- [Input rows]

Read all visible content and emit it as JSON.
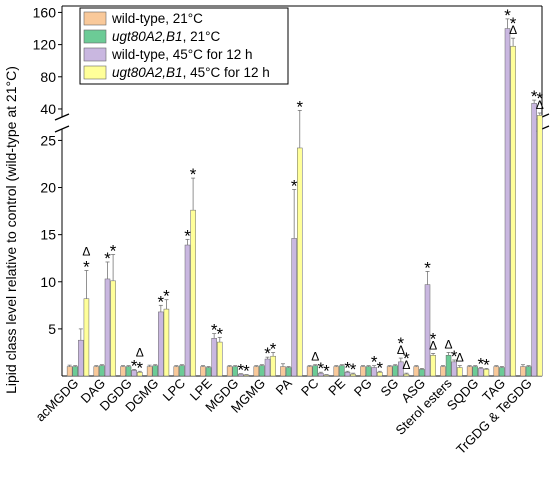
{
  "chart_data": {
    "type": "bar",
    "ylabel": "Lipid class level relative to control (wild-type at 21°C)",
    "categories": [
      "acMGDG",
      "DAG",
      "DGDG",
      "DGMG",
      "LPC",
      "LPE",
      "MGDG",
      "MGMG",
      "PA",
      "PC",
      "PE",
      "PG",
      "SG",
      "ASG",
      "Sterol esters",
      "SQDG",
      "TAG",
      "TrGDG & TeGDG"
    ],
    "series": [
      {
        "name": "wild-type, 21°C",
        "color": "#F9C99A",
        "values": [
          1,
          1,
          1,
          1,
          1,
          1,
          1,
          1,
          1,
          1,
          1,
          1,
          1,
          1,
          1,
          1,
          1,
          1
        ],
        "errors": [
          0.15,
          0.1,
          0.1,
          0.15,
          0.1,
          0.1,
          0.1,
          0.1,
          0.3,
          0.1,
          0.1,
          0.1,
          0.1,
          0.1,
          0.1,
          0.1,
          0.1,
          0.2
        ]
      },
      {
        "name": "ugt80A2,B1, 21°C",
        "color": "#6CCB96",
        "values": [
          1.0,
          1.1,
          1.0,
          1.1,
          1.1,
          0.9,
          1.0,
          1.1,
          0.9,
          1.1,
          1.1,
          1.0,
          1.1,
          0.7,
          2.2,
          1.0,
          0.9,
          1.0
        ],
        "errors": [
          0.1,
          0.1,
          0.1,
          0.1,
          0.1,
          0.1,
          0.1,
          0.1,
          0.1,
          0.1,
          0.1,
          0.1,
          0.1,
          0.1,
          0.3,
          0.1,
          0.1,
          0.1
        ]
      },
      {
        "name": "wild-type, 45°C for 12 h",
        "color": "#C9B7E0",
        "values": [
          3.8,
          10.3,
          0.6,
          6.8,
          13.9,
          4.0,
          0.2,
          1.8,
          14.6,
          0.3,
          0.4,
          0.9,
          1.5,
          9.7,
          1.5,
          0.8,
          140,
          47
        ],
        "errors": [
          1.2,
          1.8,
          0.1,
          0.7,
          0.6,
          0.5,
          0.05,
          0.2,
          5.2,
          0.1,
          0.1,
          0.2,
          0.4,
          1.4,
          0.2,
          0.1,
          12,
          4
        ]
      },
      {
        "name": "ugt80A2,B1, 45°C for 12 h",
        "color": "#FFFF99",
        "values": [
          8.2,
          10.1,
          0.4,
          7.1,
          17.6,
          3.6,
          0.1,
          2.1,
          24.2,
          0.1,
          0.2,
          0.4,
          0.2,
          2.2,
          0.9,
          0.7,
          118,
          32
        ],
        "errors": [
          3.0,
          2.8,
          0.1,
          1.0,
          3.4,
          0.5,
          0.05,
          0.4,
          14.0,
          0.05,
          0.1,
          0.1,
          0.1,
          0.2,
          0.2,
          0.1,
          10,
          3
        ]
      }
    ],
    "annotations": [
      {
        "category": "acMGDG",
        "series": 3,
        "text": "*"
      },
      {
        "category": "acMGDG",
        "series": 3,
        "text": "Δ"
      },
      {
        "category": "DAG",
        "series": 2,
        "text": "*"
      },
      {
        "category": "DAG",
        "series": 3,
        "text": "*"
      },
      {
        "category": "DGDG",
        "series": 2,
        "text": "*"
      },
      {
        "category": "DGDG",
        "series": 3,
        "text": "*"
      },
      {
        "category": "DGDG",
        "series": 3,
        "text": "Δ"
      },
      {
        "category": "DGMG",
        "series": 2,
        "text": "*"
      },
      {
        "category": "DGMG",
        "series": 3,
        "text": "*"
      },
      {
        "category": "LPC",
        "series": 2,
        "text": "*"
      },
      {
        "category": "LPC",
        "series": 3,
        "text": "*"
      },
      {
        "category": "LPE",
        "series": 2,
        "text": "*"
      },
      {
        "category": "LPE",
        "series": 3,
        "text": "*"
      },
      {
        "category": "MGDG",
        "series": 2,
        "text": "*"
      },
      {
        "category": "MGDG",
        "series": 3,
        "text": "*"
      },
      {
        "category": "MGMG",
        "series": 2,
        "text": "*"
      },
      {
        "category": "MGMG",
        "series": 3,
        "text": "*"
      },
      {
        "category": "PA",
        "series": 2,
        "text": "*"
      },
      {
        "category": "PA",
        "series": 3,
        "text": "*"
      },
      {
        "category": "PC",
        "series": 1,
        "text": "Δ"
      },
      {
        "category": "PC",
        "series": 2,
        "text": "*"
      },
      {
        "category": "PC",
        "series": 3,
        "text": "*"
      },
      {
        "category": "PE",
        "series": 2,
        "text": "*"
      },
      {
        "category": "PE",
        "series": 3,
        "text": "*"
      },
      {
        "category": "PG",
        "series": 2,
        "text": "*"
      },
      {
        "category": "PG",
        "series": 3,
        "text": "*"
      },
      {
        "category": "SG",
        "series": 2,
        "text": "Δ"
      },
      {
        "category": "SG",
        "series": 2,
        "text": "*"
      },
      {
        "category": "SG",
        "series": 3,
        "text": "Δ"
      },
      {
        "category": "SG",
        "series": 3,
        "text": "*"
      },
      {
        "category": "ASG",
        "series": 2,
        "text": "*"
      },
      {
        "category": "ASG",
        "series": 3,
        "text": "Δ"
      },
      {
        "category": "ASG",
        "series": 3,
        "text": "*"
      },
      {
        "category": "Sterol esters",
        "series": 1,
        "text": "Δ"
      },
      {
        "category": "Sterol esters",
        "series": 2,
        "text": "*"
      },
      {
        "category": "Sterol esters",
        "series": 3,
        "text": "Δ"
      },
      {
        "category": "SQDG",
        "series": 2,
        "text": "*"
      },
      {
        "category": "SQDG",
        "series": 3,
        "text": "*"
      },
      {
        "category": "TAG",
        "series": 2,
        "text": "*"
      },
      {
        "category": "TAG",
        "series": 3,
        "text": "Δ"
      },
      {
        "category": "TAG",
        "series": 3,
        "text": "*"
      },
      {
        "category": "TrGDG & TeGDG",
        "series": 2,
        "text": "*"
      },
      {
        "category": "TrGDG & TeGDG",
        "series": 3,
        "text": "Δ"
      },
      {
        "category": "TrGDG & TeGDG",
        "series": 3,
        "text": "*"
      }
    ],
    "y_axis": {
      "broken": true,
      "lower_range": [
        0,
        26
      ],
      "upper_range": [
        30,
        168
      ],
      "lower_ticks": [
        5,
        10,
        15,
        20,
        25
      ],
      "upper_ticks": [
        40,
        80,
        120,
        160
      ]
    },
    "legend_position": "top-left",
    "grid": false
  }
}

--

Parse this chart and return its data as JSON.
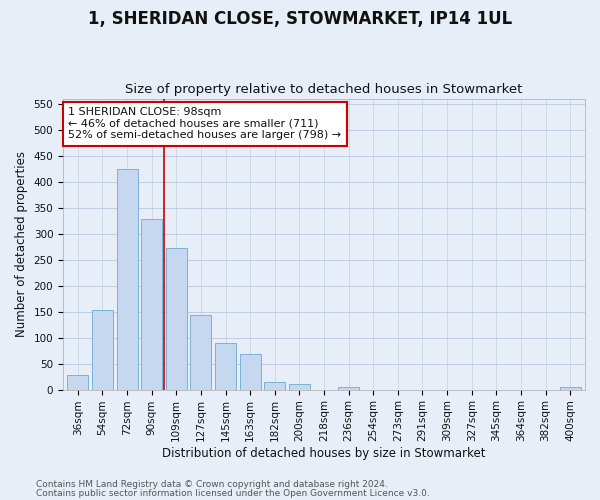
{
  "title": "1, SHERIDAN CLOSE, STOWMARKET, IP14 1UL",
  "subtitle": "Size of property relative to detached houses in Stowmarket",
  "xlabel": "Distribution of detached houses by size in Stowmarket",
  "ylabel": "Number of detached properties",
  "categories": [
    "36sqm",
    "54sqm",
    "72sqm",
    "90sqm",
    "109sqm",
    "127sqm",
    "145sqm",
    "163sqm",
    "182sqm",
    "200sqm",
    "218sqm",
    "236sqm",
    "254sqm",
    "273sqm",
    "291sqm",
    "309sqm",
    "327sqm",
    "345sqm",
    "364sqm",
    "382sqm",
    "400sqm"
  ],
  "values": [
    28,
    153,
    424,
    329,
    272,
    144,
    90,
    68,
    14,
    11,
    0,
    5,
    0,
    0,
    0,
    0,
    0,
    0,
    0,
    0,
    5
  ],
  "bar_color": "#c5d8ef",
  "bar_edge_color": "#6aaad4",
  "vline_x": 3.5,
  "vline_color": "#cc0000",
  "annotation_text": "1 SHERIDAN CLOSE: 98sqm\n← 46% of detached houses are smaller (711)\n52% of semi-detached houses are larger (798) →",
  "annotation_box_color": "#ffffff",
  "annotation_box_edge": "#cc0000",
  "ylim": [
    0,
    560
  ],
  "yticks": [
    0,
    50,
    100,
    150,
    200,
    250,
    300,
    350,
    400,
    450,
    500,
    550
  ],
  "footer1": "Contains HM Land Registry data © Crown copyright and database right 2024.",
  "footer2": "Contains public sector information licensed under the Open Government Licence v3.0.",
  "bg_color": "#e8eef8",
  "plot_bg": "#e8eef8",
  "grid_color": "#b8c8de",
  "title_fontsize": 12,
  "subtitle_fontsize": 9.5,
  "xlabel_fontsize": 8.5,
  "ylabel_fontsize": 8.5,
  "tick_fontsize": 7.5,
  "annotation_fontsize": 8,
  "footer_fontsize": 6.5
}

- [Stated task] Within the data above, pick out all lines holding the word "CLOSE".

- [Right answer]
  "title": "1, SHERIDAN CLOSE, STOWMARKET, IP14 1UL",
  "annotation_text": "1 SHERIDAN CLOSE: 98sqm\n← 46% of detached houses are smaller (711)\n52% of semi-detached houses are larger (798) →",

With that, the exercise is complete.